What the task requires :: Each entry below should be written out exactly as it is, with no pictures.

Data listing ::
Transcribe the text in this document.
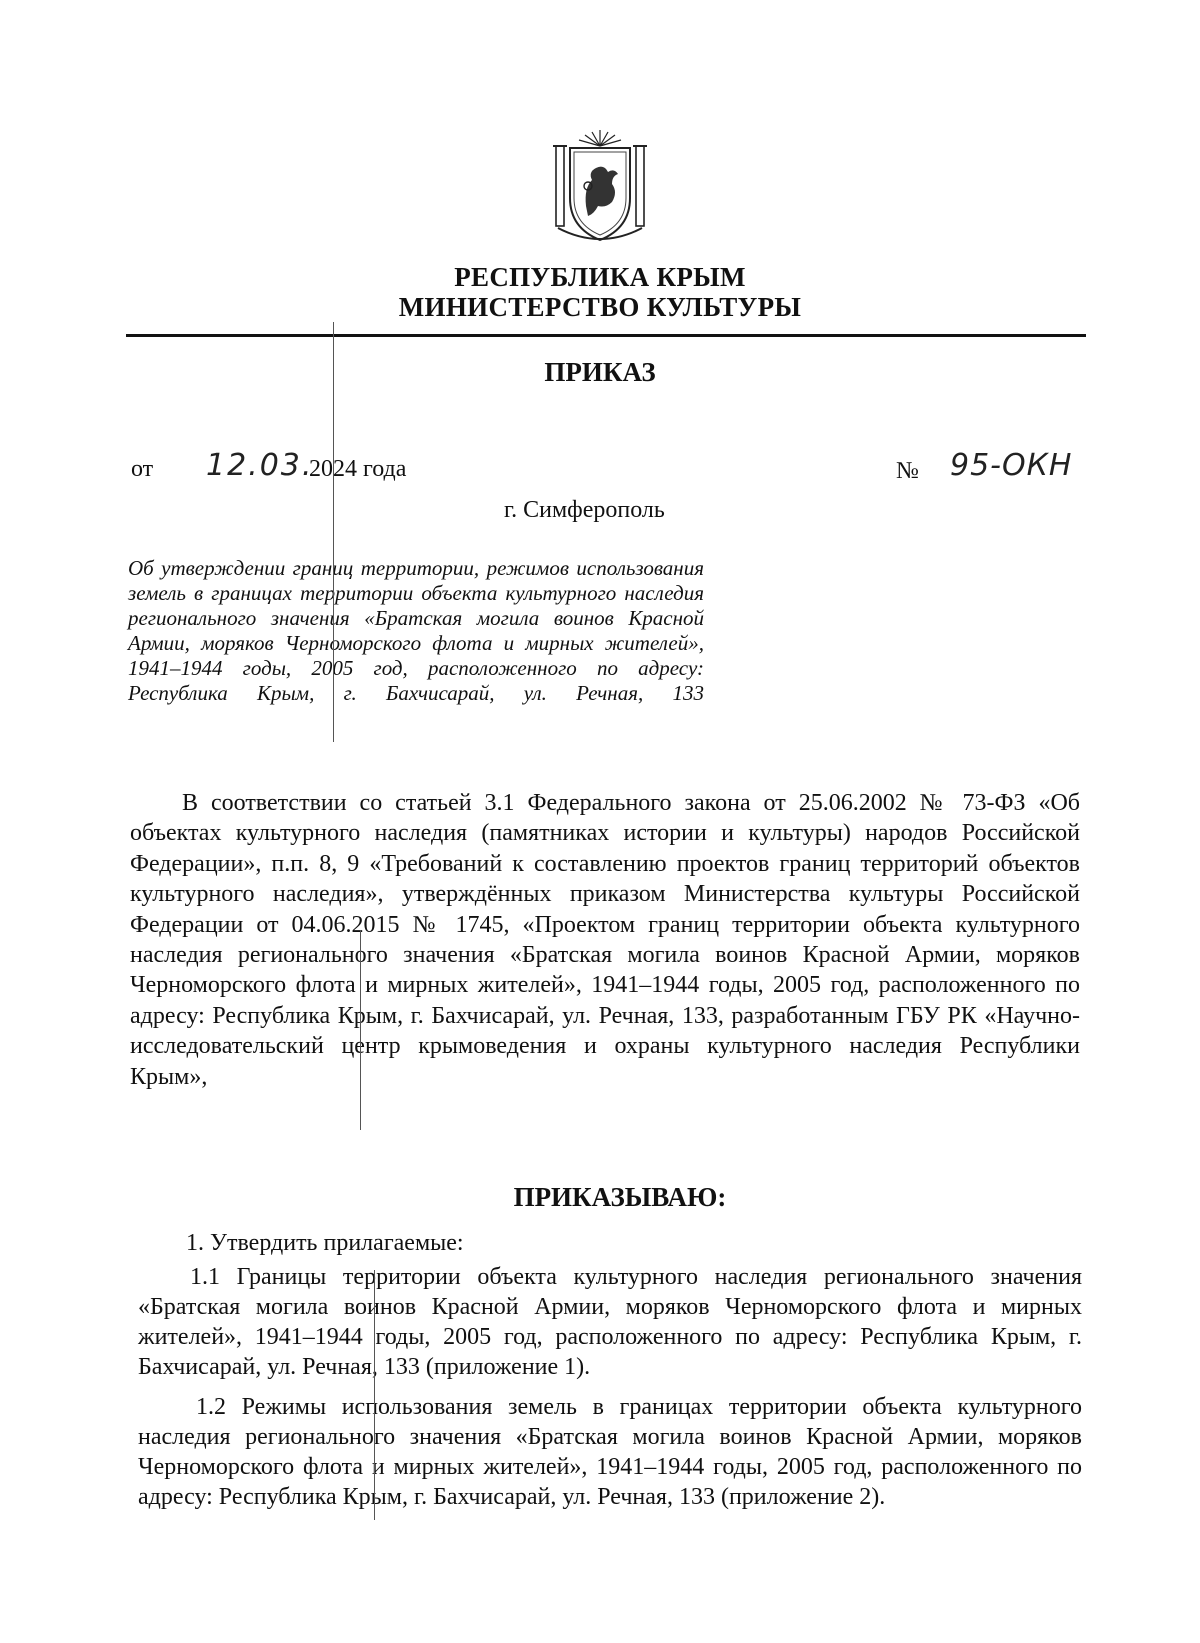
РЕСПУБЛИКА КРЫМ
МИНИСТЕРСТВО КУЛЬТУРЫ
ПРИКАЗ
от 12.03.
2024 года	№ 95-ОКН
г. Симферополь
Об утверждении границ территории, режимов использования земель в границах территории объекта культурного наследия регионального значения «Братская могила воинов Красной Армии, моряков Черноморского флота и мирных жителей», 1941–1944 годы, 2005 год, расположенного по адресу: Республика Крым, г. Бахчисарай, ул. Речная, 133
В соответствии со статьей 3.1 Федерального закона от 25.06.2002 № 73-ФЗ «Об объектах культурного наследия (памятниках истории и культуры) народов Российской Федерации», п.п. 8, 9 «Требований к составлению проектов границ территорий объектов культурного наследия», утверждённых приказом Министерства культуры Российской Федерации от 04.06.2015 № 1745, «Проектом границ территории объекта культурного наследия регионального значения «Братская могила воинов Красной Армии, моряков Черноморского флота и мирных жителей», 1941–1944 годы, 2005 год, расположенного по адресу: Республика Крым, г. Бахчисарай, ул. Речная, 133, разработанным ГБУ РК «Научно-исследовательский центр крымоведения и охраны культурного наследия Республики Крым»,
ПРИКАЗЫВАЮ:
1. Утвердить прилагаемые:
1.1 Границы территории объекта культурного наследия регионального значения «Братская могила воинов Красной Армии, моряков Черноморского флота и мирных жителей», 1941–1944 годы, 2005 год, расположенного по адресу: Республика Крым, г. Бахчисарай, ул. Речная, 133 (приложение 1).
1.2 Режимы использования земель в границах территории объекта культурного наследия регионального значения «Братская могила воинов Красной Армии, моряков Черноморского флота и мирных жителей», 1941–1944 годы, 2005 год, расположенного по адресу: Республика Крым, г. Бахчисарай, ул. Речная, 133 (приложение 2).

Exercise response ::
Transcribe the text in this document.
РЕСПУБЛИКА КРЫМ
МИНИСТЕРСТВО КУЛЬТУРЫ
ПРИКАЗ
от 12.03.
2024 года	№ 95-ОКН
г. Симферополь
Об утверждении границ территории, режимов использования земель в границах территории объекта культурного наследия регионального значения «Братская могила воинов Красной Армии, моряков Черноморского флота и мирных жителей», 1941–1944 годы, 2005 год, расположенного по адресу: Республика Крым, г. Бахчисарай, ул. Речная, 133
В соответствии со статьей 3.1 Федерального закона от 25.06.2002 № 73-ФЗ «Об объектах культурного наследия (памятниках истории и культуры) народов Российской Федерации», п.п. 8, 9 «Требований к составлению проектов границ территорий объектов культурного наследия», утверждённых приказом Министерства культуры Российской Федерации от 04.06.2015 № 1745, «Проектом границ территории объекта культурного наследия регионального значения «Братская могила воинов Красной Армии, моряков Черноморского флота и мирных жителей», 1941–1944 годы, 2005 год, расположенного по адресу: Республика Крым, г. Бахчисарай, ул. Речная, 133, разработанным ГБУ РК «Научно-исследовательский центр крымоведения и охраны культурного наследия Республики Крым»,
ПРИКАЗЫВАЮ:
1. Утвердить прилагаемые:
1.1 Границы территории объекта культурного наследия регионального значения «Братская могила воинов Красной Армии, моряков Черноморского флота и мирных жителей», 1941–1944 годы, 2005 год, расположенного по адресу: Республика Крым, г. Бахчисарай, ул. Речная, 133 (приложение 1).
1.2 Режимы использования земель в границах территории объекта культурного наследия регионального значения «Братская могила воинов Красной Армии, моряков Черноморского флота и мирных жителей», 1941–1944 годы, 2005 год, расположенного по адресу: Республика Крым, г. Бахчисарай, ул. Речная, 133 (приложение 2).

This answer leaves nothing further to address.